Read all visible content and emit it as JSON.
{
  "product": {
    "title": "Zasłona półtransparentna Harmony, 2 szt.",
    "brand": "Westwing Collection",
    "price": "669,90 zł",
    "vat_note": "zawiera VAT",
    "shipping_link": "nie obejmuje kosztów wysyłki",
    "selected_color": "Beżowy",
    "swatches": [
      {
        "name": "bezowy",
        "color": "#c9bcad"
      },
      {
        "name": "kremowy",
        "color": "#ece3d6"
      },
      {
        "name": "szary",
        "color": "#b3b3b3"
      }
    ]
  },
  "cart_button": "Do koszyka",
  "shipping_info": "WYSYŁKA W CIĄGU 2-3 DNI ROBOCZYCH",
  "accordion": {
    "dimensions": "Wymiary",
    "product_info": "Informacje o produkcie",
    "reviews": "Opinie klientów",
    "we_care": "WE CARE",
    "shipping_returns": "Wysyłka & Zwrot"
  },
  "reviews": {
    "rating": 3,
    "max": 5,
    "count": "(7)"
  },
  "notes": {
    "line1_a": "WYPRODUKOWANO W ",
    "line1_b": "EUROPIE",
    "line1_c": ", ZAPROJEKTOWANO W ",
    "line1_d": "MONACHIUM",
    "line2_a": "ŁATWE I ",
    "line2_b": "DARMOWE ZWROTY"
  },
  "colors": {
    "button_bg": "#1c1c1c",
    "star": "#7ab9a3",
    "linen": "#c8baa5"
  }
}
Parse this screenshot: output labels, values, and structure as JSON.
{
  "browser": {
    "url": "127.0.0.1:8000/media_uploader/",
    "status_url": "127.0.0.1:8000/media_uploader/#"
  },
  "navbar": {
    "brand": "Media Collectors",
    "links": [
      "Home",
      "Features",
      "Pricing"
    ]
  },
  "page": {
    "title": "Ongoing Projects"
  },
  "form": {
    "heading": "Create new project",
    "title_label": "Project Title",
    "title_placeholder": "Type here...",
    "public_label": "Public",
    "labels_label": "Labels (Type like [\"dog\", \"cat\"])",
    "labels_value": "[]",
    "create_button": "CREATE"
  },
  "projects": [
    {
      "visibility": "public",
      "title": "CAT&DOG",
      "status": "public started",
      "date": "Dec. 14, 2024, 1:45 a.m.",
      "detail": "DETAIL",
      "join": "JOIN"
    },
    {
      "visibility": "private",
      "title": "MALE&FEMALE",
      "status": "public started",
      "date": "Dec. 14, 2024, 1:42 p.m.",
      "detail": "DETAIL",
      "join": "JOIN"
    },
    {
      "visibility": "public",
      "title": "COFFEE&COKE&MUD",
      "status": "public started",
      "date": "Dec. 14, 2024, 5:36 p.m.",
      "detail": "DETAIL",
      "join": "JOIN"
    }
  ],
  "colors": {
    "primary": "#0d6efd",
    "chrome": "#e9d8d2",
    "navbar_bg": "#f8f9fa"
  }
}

What is expected >> What is the number of lines in the records that contain the word "date"? Answer with the number and nothing else.

Result of the task >> 3